(Exercise brief): Retyping should cover only the lines from the one containing "Serialize everything readable" through the final line of the records, with pictures omitted.

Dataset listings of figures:
+ + + + +
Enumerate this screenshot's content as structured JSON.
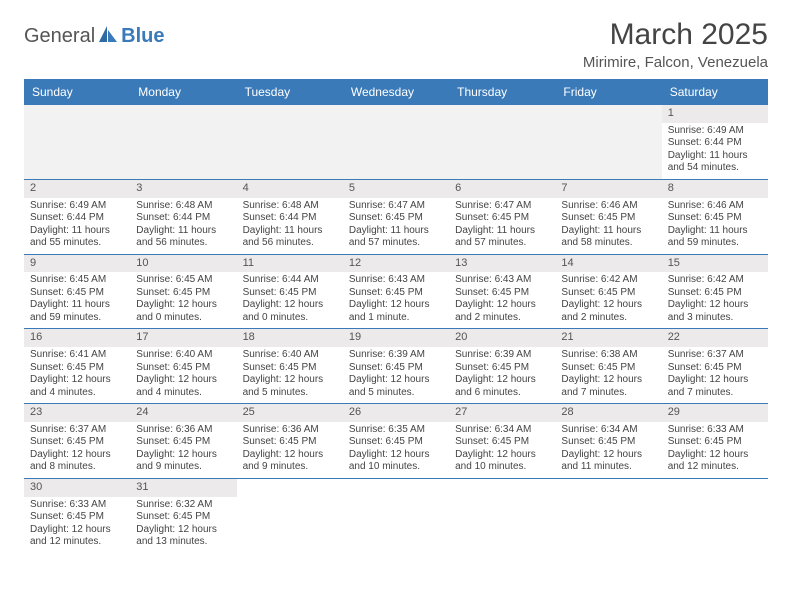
{
  "brand": {
    "name_a": "General",
    "name_b": "Blue"
  },
  "title": "March 2025",
  "location": "Mirimire, Falcon, Venezuela",
  "colors": {
    "header_bg": "#3a7ab8",
    "band_bg": "#eceaea",
    "empty_bg": "#f2f2f2",
    "rule": "#3a7ab8",
    "text": "#444444"
  },
  "day_headers": [
    "Sunday",
    "Monday",
    "Tuesday",
    "Wednesday",
    "Thursday",
    "Friday",
    "Saturday"
  ],
  "weeks": [
    [
      {
        "empty": true
      },
      {
        "empty": true
      },
      {
        "empty": true
      },
      {
        "empty": true
      },
      {
        "empty": true
      },
      {
        "empty": true
      },
      {
        "n": "1",
        "sr": "Sunrise: 6:49 AM",
        "ss": "Sunset: 6:44 PM",
        "d1": "Daylight: 11 hours",
        "d2": "and 54 minutes."
      }
    ],
    [
      {
        "n": "2",
        "sr": "Sunrise: 6:49 AM",
        "ss": "Sunset: 6:44 PM",
        "d1": "Daylight: 11 hours",
        "d2": "and 55 minutes."
      },
      {
        "n": "3",
        "sr": "Sunrise: 6:48 AM",
        "ss": "Sunset: 6:44 PM",
        "d1": "Daylight: 11 hours",
        "d2": "and 56 minutes."
      },
      {
        "n": "4",
        "sr": "Sunrise: 6:48 AM",
        "ss": "Sunset: 6:44 PM",
        "d1": "Daylight: 11 hours",
        "d2": "and 56 minutes."
      },
      {
        "n": "5",
        "sr": "Sunrise: 6:47 AM",
        "ss": "Sunset: 6:45 PM",
        "d1": "Daylight: 11 hours",
        "d2": "and 57 minutes."
      },
      {
        "n": "6",
        "sr": "Sunrise: 6:47 AM",
        "ss": "Sunset: 6:45 PM",
        "d1": "Daylight: 11 hours",
        "d2": "and 57 minutes."
      },
      {
        "n": "7",
        "sr": "Sunrise: 6:46 AM",
        "ss": "Sunset: 6:45 PM",
        "d1": "Daylight: 11 hours",
        "d2": "and 58 minutes."
      },
      {
        "n": "8",
        "sr": "Sunrise: 6:46 AM",
        "ss": "Sunset: 6:45 PM",
        "d1": "Daylight: 11 hours",
        "d2": "and 59 minutes."
      }
    ],
    [
      {
        "n": "9",
        "sr": "Sunrise: 6:45 AM",
        "ss": "Sunset: 6:45 PM",
        "d1": "Daylight: 11 hours",
        "d2": "and 59 minutes."
      },
      {
        "n": "10",
        "sr": "Sunrise: 6:45 AM",
        "ss": "Sunset: 6:45 PM",
        "d1": "Daylight: 12 hours",
        "d2": "and 0 minutes."
      },
      {
        "n": "11",
        "sr": "Sunrise: 6:44 AM",
        "ss": "Sunset: 6:45 PM",
        "d1": "Daylight: 12 hours",
        "d2": "and 0 minutes."
      },
      {
        "n": "12",
        "sr": "Sunrise: 6:43 AM",
        "ss": "Sunset: 6:45 PM",
        "d1": "Daylight: 12 hours",
        "d2": "and 1 minute."
      },
      {
        "n": "13",
        "sr": "Sunrise: 6:43 AM",
        "ss": "Sunset: 6:45 PM",
        "d1": "Daylight: 12 hours",
        "d2": "and 2 minutes."
      },
      {
        "n": "14",
        "sr": "Sunrise: 6:42 AM",
        "ss": "Sunset: 6:45 PM",
        "d1": "Daylight: 12 hours",
        "d2": "and 2 minutes."
      },
      {
        "n": "15",
        "sr": "Sunrise: 6:42 AM",
        "ss": "Sunset: 6:45 PM",
        "d1": "Daylight: 12 hours",
        "d2": "and 3 minutes."
      }
    ],
    [
      {
        "n": "16",
        "sr": "Sunrise: 6:41 AM",
        "ss": "Sunset: 6:45 PM",
        "d1": "Daylight: 12 hours",
        "d2": "and 4 minutes."
      },
      {
        "n": "17",
        "sr": "Sunrise: 6:40 AM",
        "ss": "Sunset: 6:45 PM",
        "d1": "Daylight: 12 hours",
        "d2": "and 4 minutes."
      },
      {
        "n": "18",
        "sr": "Sunrise: 6:40 AM",
        "ss": "Sunset: 6:45 PM",
        "d1": "Daylight: 12 hours",
        "d2": "and 5 minutes."
      },
      {
        "n": "19",
        "sr": "Sunrise: 6:39 AM",
        "ss": "Sunset: 6:45 PM",
        "d1": "Daylight: 12 hours",
        "d2": "and 5 minutes."
      },
      {
        "n": "20",
        "sr": "Sunrise: 6:39 AM",
        "ss": "Sunset: 6:45 PM",
        "d1": "Daylight: 12 hours",
        "d2": "and 6 minutes."
      },
      {
        "n": "21",
        "sr": "Sunrise: 6:38 AM",
        "ss": "Sunset: 6:45 PM",
        "d1": "Daylight: 12 hours",
        "d2": "and 7 minutes."
      },
      {
        "n": "22",
        "sr": "Sunrise: 6:37 AM",
        "ss": "Sunset: 6:45 PM",
        "d1": "Daylight: 12 hours",
        "d2": "and 7 minutes."
      }
    ],
    [
      {
        "n": "23",
        "sr": "Sunrise: 6:37 AM",
        "ss": "Sunset: 6:45 PM",
        "d1": "Daylight: 12 hours",
        "d2": "and 8 minutes."
      },
      {
        "n": "24",
        "sr": "Sunrise: 6:36 AM",
        "ss": "Sunset: 6:45 PM",
        "d1": "Daylight: 12 hours",
        "d2": "and 9 minutes."
      },
      {
        "n": "25",
        "sr": "Sunrise: 6:36 AM",
        "ss": "Sunset: 6:45 PM",
        "d1": "Daylight: 12 hours",
        "d2": "and 9 minutes."
      },
      {
        "n": "26",
        "sr": "Sunrise: 6:35 AM",
        "ss": "Sunset: 6:45 PM",
        "d1": "Daylight: 12 hours",
        "d2": "and 10 minutes."
      },
      {
        "n": "27",
        "sr": "Sunrise: 6:34 AM",
        "ss": "Sunset: 6:45 PM",
        "d1": "Daylight: 12 hours",
        "d2": "and 10 minutes."
      },
      {
        "n": "28",
        "sr": "Sunrise: 6:34 AM",
        "ss": "Sunset: 6:45 PM",
        "d1": "Daylight: 12 hours",
        "d2": "and 11 minutes."
      },
      {
        "n": "29",
        "sr": "Sunrise: 6:33 AM",
        "ss": "Sunset: 6:45 PM",
        "d1": "Daylight: 12 hours",
        "d2": "and 12 minutes."
      }
    ],
    [
      {
        "n": "30",
        "sr": "Sunrise: 6:33 AM",
        "ss": "Sunset: 6:45 PM",
        "d1": "Daylight: 12 hours",
        "d2": "and 12 minutes."
      },
      {
        "n": "31",
        "sr": "Sunrise: 6:32 AM",
        "ss": "Sunset: 6:45 PM",
        "d1": "Daylight: 12 hours",
        "d2": "and 13 minutes."
      },
      {
        "empty": true,
        "trailing": true
      },
      {
        "empty": true,
        "trailing": true
      },
      {
        "empty": true,
        "trailing": true
      },
      {
        "empty": true,
        "trailing": true
      },
      {
        "empty": true,
        "trailing": true
      }
    ]
  ]
}
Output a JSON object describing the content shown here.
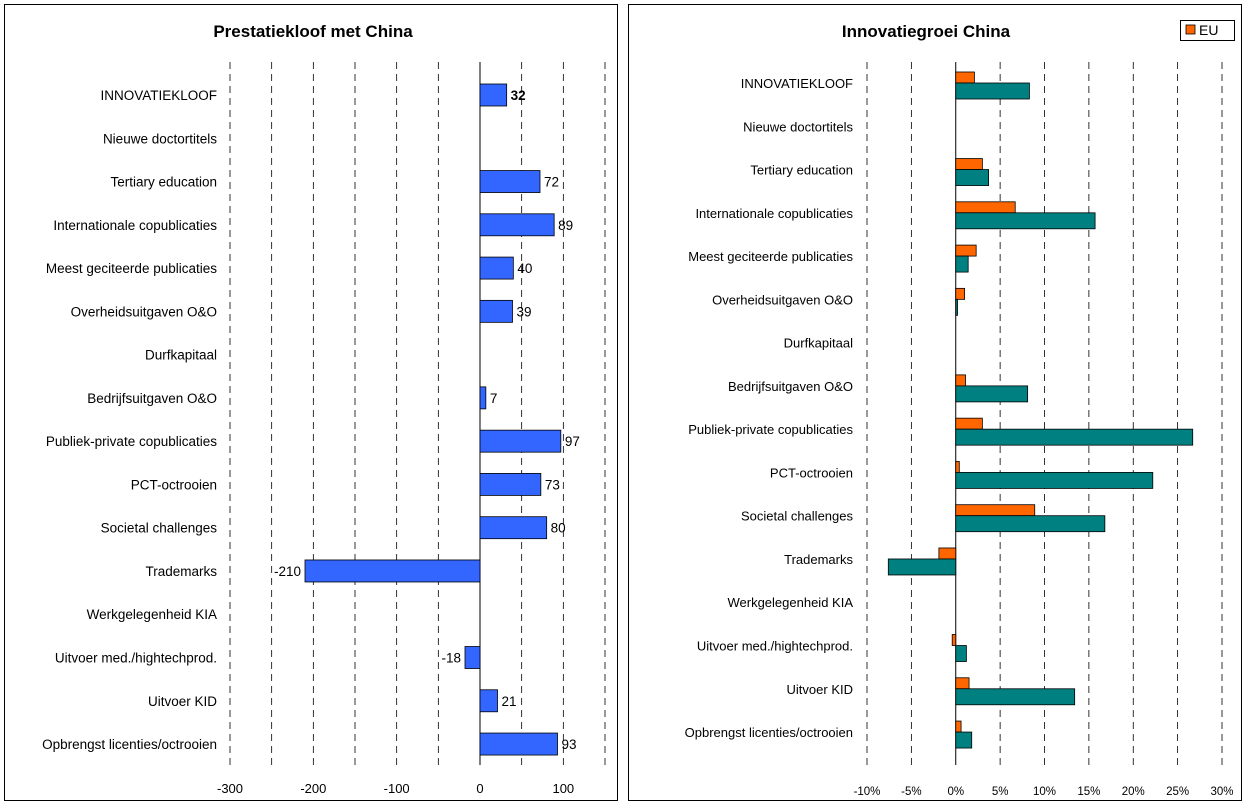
{
  "chart_data": [
    {
      "type": "bar",
      "orientation": "horizontal",
      "title": "Prestatiekloof met China",
      "categories": [
        "INNOVATIEKLOOF",
        "Nieuwe doctortitels",
        "Tertiary education",
        "Internationale copublicaties",
        "Meest geciteerde publicaties",
        "Overheidsuitgaven O&O",
        "Durfkapitaal",
        "Bedrijfsuitgaven O&O",
        "Publiek-private copublicaties",
        "PCT-octrooien",
        "Societal challenges",
        "Trademarks",
        "Werkgelegenheid KIA",
        "Uitvoer med./hightechprod.",
        "Uitvoer KID",
        "Opbrengst licenties/octrooien"
      ],
      "category_labels": [
        "INNOVATIEKLOOF",
        "Nieuwe doctortitels",
        "Tertiary education",
        "Internationale copublicaties",
        "Meest geciteerde publicaties",
        "Overheidsuitgaven O&O",
        "Durfkapitaal",
        "Bedrijfsuitgaven O&O",
        "Publiek-private copublicaties",
        "PCT-octrooien",
        "Societal challenges",
        "Trademarks",
        "Werkgelegenheid KIA",
        "Uitvoer med./hightechprod.",
        "Uitvoer KID",
        "Opbrengst licenties/octrooien"
      ],
      "series": [
        {
          "values": [
            32,
            null,
            72,
            89,
            40,
            39,
            null,
            7,
            97,
            73,
            80,
            -210,
            null,
            -18,
            21,
            93
          ],
          "color": "#3366ff"
        }
      ],
      "data_labels": [
        "32",
        "",
        "72",
        "89",
        "40",
        "39",
        "",
        "7",
        "97",
        "73",
        "80",
        "-210",
        "",
        "-18",
        "21",
        "93"
      ],
      "bold_label_index": 0,
      "xlim": [
        -300,
        150
      ],
      "ticks": [
        -300,
        -200,
        -100,
        0,
        100
      ],
      "tick_labels": [
        "-300",
        "-200",
        "-100",
        "0",
        "100"
      ],
      "grid_step": 50,
      "grid": "vertical dashed"
    },
    {
      "type": "bar",
      "orientation": "horizontal",
      "title": "Innovatiegroei China",
      "categories": [
        "INNOVATIEKLOOF",
        "Nieuwe doctortitels",
        "Tertiary education",
        "Internationale copublicaties",
        "Meest geciteerde publicaties",
        "Overheidsuitgaven O&O",
        "Durfkapitaal",
        "Bedrijfsuitgaven O&O",
        "Publiek-private copublicaties",
        "PCT-octrooien",
        "Societal challenges",
        "Trademarks",
        "Werkgelegenheid KIA",
        "Uitvoer med./hightechprod.",
        "Uitvoer KID",
        "Opbrengst licenties/octrooien"
      ],
      "category_labels": [
        "INNOVATIEKLOOF",
        "Nieuwe doctortitels",
        "Tertiary education",
        "Internationale copublicaties",
        "Meest geciteerde publicaties",
        "Overheidsuitgaven O&O",
        "Durfkapitaal",
        "Bedrijfsuitgaven O&O",
        "Publiek-private copublicaties",
        "PCT-octrooien",
        "Societal challenges",
        "Trademarks",
        "Werkgelegenheid KIA",
        "Uitvoer med./hightechprod.",
        "Uitvoer KID",
        "Opbrengst licenties/octrooien"
      ],
      "series": [
        {
          "name": "EU",
          "color": "#ff6600",
          "values": [
            2.1,
            null,
            3.0,
            6.7,
            2.3,
            1.0,
            null,
            1.1,
            3.0,
            0.4,
            8.9,
            -1.9,
            null,
            -0.4,
            1.5,
            0.6
          ]
        },
        {
          "color": "#008080",
          "values": [
            8.3,
            null,
            3.7,
            15.7,
            1.4,
            0.2,
            null,
            8.1,
            26.7,
            22.2,
            16.8,
            -7.6,
            null,
            1.2,
            13.4,
            1.8
          ]
        }
      ],
      "xlim": [
        -10,
        30
      ],
      "ticks": [
        -10,
        -5,
        0,
        5,
        10,
        15,
        20,
        25,
        30
      ],
      "tick_labels": [
        "-10%",
        "-5%",
        "0%",
        "5%",
        "10%",
        "15%",
        "20%",
        "25%",
        "30%"
      ],
      "grid": "vertical dashed",
      "legend": {
        "position": "top-right",
        "entries": [
          "EU"
        ]
      }
    }
  ]
}
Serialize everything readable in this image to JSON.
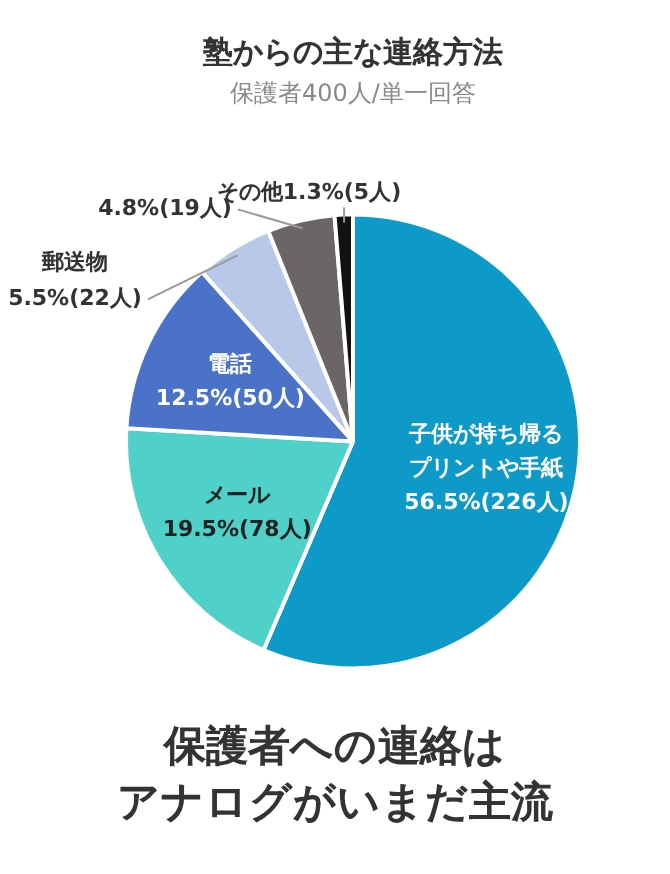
{
  "chart_data": {
    "type": "pie",
    "title": "塾からの主な連絡方法",
    "subtitle": "保護者400人/単一回答",
    "categories": [
      "子供が持ち帰るプリントや手紙",
      "メール",
      "電話",
      "郵送物",
      null,
      "その他"
    ],
    "values": [
      56.5,
      19.5,
      12.5,
      5.5,
      4.8,
      1.3
    ],
    "value_labels": [
      "56.5%(226人)",
      "19.5%(78人)",
      "12.5%(50人)",
      "5.5%(22人)",
      "4.8%(19人)",
      "1.3%(5人)"
    ],
    "colors": [
      "#0e9ac8",
      "#4fd0c8",
      "#4a72c8",
      "#b8c8e8",
      "#6b6565",
      "#111111"
    ],
    "legend": false,
    "annotations": [
      "保護者への連絡は",
      "アナログがいまだ主流"
    ]
  }
}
+ + + + +
(Solution for this problem):
Serialize everything readable in this image to JSON.
{
  "chart_data": {
    "type": "pie",
    "title": "塾からの主な連絡方法",
    "subtitle": "保護者400人/単一回答",
    "categories": [
      "子供が持ち帰るプリントや手紙",
      "メール",
      "電話",
      "郵送物",
      null,
      "その他"
    ],
    "values": [
      56.5,
      19.5,
      12.5,
      5.5,
      4.8,
      1.3
    ],
    "value_labels": [
      "56.5%(226人)",
      "19.5%(78人)",
      "12.5%(50人)",
      "5.5%(22人)",
      "4.8%(19人)",
      "1.3%(5人)"
    ],
    "colors": [
      "#0e9ac8",
      "#4fd0c8",
      "#4a72c8",
      "#b8c8e8",
      "#6b6565",
      "#111111"
    ],
    "legend": false,
    "annotations": [
      "保護者への連絡は",
      "アナログがいまだ主流"
    ]
  }
}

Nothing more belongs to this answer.